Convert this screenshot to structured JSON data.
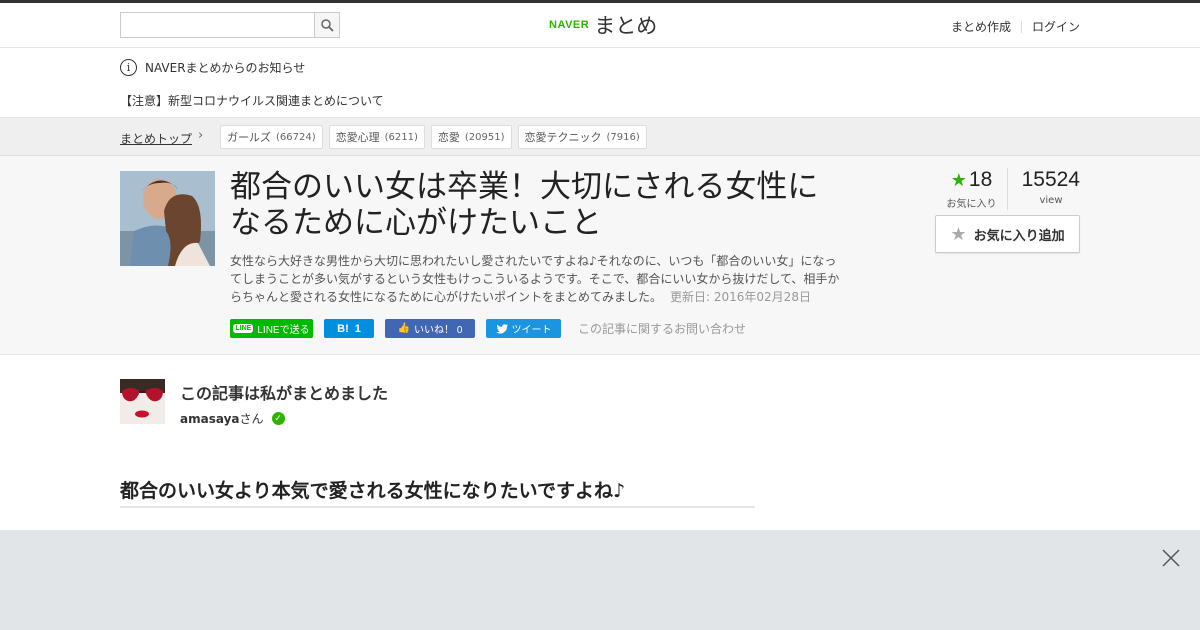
{
  "header": {
    "search_placeholder": "",
    "logo_brand": "NAVER",
    "logo_title": "まとめ",
    "create_link": "まとめ作成",
    "login_link": "ログイン"
  },
  "notice": {
    "heading": "NAVERまとめからのお知らせ",
    "item": "【注意】新型コロナウイルス関連まとめについて"
  },
  "breadcrumb": {
    "top": "まとめトップ",
    "tags": [
      {
        "label": "ガールズ",
        "count": "(66724)"
      },
      {
        "label": "恋愛心理",
        "count": "(6211)"
      },
      {
        "label": "恋愛",
        "count": "(20951)"
      },
      {
        "label": "恋愛テクニック",
        "count": "(7916)"
      }
    ]
  },
  "article": {
    "title": "都合のいい女は卒業！大切にされる女性になるために心がけたいこと",
    "description": "女性なら大好きな男性から大切に思われたいし愛されたいですよね♪それなのに、いつも「都合のいい女」になってしまうことが多い気がするという女性もけっこういるようです。そこで、都合にいい女から抜けだして、相手からちゃんと愛される女性になるために心がけたいポイントをまとめてみました。",
    "updated": "更新日: 2016年02月28日",
    "favorites": "18",
    "favorites_label": "お気に入り",
    "views": "15524",
    "views_label": "view",
    "fav_button": "お気に入り追加"
  },
  "share": {
    "line": "LINEで送る",
    "hatena": "1",
    "facebook": "いいね！ 0",
    "twitter": "ツイート",
    "contact": "この記事に関するお問い合わせ"
  },
  "author": {
    "heading": "この記事は私がまとめました",
    "name": "amasaya",
    "suffix": "さん"
  },
  "section": {
    "heading": "都合のいい女より本気で愛される女性になりたいですよね♪"
  },
  "colors": {
    "naver_green": "#2db400",
    "line_green": "#00b900",
    "hatena_blue": "#008fde",
    "facebook_blue": "#4267b2",
    "twitter_blue": "#1b95e0"
  }
}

→ Task brief:
Return only those lines of the records that contain the string "count".

→ Exercise answer:
        "count": "(66724)"
        "count": "(6211)"
        "count": "(20951)"
        "count": "(7916)"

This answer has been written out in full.